- [EXERCISE TASK 1] Copy out the entries word for word, from the start of the entries through the line that contains "y-tick-label: 1.07 [708,224,735,240]".

- [SELECTION]
++++++++++

0

I am trying to understand how this web site is working. There is an input form where you can provide a url. This form returns information retrieved from another site (Youtube). So:

  1. My first and more interesting question is if anybody has any idea how this site retrieve the entire corpus of statements?

  2. Alternatively, since now I am using the following code:

    from BeautifulSoup import BeautifulSoup
    import json
    
    urlstr = 'http://www.sandracires.com/en/client/youtube/comments.php?v=' + videoId + '&page=' + str(npage)
    url = urllib2.urlopen(urlstr)
    content = url.read()
    soup = BeautifulSoup(content)
    #parse json
    newDictionary=json.loads(str(soup)) 
    
    #print example
    print newDictionary['list'][1]['username']
    

    However, I can not iterate in all pages (which is not happening when I to that manually). I have placed timer.sleep(30) below json but without success. Why is that happening?

Thanks!

Python 2.7.8

Thoth
  • 993
  • 12
  • 36

1 Answers1

0
  1. Probably using the Google Youtube data API. Note that (presently) comments can only be retrieved using version 2 of the API - which has been deprecated. Apparently no support yet in V3. Python clients libraries are available, see https://developers.google.com/youtube/code#Python.

  2. Response is already JSON, no need for BS. The web server seems to require cookies, so I recommend using requests module, in particular its session management:

    import requests
    
    videoId = 'ZSzeFFsKEt4'
    results = []
    npage = 1
    session = requests.session()
    while True:
        urlstr = 'http://www.sandracires.com/en/client/youtube/comments.php'
        print "Getting page ", npage
        response = session.get(urlstr, params={'v': videoId, 'page': npage})
        content = response.json()
        if len(content['list']) > 1:
            results.append(content)

++++++++++

- [RECORDS SHOWN]
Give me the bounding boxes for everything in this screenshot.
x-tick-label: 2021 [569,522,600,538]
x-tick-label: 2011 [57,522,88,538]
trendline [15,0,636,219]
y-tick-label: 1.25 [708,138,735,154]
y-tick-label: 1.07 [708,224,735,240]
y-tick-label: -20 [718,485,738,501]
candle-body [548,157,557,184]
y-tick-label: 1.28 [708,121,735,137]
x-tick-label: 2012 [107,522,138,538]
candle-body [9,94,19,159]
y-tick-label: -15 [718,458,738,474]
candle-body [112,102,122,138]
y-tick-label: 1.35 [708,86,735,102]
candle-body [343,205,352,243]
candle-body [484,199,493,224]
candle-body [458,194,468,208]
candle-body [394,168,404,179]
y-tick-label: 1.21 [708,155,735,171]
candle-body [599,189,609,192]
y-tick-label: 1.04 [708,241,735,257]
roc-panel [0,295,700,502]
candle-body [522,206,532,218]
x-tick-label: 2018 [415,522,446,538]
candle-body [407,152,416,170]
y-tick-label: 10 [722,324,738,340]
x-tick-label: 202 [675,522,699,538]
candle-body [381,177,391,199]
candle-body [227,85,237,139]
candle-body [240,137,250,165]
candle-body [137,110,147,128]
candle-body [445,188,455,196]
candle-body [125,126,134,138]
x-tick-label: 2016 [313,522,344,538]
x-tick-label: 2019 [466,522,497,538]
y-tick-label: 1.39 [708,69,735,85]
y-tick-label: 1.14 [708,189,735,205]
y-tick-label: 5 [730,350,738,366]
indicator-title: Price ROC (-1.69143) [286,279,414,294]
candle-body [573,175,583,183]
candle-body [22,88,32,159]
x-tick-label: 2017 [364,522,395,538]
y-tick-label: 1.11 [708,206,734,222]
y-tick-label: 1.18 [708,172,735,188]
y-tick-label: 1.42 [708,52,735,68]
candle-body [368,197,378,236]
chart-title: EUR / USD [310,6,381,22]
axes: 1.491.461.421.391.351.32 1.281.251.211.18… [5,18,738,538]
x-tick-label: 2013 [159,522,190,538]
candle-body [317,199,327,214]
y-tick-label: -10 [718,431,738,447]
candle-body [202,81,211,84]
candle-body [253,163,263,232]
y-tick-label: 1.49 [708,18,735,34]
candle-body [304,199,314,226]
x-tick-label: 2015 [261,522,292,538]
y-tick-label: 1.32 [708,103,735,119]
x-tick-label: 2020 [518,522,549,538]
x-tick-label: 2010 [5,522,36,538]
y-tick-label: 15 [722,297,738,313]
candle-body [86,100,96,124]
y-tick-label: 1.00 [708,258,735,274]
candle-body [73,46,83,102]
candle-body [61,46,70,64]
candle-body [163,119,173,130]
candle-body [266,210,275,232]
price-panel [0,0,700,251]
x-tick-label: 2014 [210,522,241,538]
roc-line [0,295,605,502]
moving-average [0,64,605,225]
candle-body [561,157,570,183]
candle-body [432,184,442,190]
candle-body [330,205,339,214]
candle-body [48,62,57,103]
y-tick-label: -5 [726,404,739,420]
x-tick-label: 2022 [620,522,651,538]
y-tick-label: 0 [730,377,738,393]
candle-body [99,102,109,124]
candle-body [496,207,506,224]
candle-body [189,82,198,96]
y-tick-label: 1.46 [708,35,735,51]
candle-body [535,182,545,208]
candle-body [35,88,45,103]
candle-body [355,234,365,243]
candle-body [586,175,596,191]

++++++++++

- [EXERCISE TASK 2] Summarize the forum thread on retrieving YouTube data in two sentences.

- [WORKED SOLUTION 1]
Give me the bounding boxes for everything in this screenshot.
x-tick-label: 2021 [569,522,600,538]
x-tick-label: 2011 [57,522,88,538]
trendline [15,0,636,219]
y-tick-label: 1.25 [708,138,735,154]
y-tick-label: 1.07 [708,224,735,240]

- [WORKED SOLUTION 2] The asker wants to know how a site that takes a URL and returns information from YouTube retrieves the entire corpus of statements, and why their Python 2.7.8 code using BeautifulSoup and json cannot iterate over all pages. The answer suggests the site probably uses the Google YouTube data API, points out that the response is already JSON so BeautifulSoup is unnecessary, and recommends the requests module's session management because the web server seems to require cookies.